• **Exercise inputs**:
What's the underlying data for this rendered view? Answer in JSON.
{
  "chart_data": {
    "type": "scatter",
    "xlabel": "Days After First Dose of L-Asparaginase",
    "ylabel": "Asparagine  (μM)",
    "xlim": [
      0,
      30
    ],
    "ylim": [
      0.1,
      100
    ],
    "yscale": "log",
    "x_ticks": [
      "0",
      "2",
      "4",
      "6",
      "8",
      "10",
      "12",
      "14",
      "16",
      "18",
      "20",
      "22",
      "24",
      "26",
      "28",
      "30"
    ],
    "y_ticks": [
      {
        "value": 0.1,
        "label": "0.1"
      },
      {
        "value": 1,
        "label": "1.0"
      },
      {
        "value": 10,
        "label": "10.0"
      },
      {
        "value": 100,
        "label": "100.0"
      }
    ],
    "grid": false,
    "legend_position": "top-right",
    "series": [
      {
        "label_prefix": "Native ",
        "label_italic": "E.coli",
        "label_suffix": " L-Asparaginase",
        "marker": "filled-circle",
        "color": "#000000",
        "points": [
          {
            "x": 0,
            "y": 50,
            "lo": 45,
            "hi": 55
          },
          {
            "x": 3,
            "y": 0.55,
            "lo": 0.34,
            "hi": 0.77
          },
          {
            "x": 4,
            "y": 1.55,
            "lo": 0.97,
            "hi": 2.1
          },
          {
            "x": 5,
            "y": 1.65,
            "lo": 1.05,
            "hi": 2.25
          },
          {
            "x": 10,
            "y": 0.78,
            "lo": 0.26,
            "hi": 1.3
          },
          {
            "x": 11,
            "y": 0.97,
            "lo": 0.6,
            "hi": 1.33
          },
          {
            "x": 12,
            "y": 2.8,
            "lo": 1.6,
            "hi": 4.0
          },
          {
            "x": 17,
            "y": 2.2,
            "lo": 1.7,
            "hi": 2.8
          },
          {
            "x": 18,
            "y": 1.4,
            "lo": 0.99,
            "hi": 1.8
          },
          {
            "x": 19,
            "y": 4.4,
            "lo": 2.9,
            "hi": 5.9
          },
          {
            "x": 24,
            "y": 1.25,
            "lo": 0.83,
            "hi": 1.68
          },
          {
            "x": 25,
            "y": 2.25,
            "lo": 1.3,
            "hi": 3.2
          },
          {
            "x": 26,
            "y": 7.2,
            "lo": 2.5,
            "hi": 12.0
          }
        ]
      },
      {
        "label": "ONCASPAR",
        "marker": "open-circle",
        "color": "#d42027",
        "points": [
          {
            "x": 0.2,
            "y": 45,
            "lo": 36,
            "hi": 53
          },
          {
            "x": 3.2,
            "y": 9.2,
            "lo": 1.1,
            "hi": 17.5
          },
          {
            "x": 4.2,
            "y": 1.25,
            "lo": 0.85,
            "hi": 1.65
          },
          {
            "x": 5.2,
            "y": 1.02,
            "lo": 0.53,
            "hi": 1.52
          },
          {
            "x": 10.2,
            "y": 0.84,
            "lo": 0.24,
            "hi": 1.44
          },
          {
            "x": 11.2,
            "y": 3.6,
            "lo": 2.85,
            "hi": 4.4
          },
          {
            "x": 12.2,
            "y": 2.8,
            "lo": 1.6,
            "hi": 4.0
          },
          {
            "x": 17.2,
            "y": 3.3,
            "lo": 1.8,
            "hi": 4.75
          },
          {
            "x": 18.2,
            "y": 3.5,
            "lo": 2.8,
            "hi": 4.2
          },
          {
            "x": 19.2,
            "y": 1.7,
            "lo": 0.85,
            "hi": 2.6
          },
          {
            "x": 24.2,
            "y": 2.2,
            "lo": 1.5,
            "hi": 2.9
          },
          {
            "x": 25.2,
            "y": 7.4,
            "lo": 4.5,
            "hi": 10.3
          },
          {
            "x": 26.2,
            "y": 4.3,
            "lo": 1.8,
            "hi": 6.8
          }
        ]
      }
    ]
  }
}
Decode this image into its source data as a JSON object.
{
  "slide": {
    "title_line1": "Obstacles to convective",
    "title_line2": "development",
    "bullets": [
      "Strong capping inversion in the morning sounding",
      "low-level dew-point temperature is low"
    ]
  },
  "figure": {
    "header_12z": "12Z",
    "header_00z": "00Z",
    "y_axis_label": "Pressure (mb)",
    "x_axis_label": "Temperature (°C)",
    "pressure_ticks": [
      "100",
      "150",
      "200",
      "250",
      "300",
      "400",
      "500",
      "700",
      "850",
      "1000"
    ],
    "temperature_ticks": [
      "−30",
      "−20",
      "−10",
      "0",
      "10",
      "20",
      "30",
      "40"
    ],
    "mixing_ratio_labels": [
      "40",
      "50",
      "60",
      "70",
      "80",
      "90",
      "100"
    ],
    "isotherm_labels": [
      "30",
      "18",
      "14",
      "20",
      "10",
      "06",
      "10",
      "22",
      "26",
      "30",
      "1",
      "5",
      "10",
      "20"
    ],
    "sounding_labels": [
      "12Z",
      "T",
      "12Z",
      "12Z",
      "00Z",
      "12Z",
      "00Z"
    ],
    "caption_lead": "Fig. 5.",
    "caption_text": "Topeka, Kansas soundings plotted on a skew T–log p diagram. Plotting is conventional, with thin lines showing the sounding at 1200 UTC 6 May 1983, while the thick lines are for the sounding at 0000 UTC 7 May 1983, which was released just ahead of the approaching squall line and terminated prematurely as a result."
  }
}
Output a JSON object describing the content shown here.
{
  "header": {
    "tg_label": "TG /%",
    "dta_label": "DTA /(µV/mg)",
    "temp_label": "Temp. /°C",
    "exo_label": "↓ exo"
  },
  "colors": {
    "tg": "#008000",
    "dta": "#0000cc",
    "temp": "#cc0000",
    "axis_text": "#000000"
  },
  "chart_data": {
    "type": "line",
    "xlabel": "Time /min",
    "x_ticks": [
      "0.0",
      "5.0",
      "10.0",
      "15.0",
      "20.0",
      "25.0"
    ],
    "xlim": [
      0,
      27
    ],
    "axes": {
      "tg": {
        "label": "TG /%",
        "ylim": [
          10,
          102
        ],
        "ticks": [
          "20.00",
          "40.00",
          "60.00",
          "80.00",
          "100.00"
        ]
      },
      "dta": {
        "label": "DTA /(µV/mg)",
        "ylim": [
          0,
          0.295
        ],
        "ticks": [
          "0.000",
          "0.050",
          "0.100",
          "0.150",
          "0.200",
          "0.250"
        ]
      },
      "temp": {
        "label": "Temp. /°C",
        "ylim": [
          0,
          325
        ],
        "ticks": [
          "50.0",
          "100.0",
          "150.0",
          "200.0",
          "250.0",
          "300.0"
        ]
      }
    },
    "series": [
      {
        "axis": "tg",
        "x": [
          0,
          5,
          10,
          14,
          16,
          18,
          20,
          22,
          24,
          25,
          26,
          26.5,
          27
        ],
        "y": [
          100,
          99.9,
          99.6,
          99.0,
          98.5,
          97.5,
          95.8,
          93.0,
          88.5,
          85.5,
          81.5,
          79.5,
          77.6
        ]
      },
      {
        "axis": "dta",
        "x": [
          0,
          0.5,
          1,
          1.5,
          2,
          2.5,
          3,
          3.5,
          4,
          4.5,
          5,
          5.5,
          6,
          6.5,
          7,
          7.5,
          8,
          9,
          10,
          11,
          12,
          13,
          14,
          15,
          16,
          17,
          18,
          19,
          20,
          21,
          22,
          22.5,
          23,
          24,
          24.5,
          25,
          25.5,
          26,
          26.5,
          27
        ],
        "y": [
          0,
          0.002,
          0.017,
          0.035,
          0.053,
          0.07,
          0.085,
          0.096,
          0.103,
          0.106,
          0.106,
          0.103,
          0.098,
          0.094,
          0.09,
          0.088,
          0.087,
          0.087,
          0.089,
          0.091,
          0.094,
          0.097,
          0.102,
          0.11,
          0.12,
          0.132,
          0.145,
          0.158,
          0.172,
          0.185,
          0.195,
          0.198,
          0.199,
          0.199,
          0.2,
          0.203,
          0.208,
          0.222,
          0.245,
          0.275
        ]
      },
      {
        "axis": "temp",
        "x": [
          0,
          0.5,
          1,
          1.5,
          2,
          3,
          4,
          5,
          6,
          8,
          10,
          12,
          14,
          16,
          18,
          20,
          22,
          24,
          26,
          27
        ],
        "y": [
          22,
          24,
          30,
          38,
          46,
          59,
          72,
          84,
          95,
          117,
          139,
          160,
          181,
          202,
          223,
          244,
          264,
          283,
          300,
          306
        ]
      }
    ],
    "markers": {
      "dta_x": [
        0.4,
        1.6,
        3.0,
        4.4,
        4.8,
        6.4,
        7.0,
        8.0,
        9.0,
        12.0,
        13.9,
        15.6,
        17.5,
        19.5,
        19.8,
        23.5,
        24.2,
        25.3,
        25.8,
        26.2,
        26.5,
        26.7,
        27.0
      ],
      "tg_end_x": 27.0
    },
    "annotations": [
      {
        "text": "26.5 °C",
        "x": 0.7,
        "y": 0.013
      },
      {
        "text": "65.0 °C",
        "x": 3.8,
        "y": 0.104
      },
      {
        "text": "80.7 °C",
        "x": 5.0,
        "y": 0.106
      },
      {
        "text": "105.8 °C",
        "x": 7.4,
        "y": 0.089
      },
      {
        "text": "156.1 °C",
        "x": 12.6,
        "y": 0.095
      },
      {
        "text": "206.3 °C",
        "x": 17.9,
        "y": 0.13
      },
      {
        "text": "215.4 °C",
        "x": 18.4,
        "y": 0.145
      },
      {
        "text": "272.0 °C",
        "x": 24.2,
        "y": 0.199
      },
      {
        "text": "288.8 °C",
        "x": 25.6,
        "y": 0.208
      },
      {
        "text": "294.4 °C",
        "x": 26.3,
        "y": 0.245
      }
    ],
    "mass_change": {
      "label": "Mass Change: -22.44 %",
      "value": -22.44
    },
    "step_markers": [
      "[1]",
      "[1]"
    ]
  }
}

• **Required work**:
Pull every line containing "circle" out of the data above.

• **Final result**:
        "marker": "filled-circle",
        "marker": "open-circle",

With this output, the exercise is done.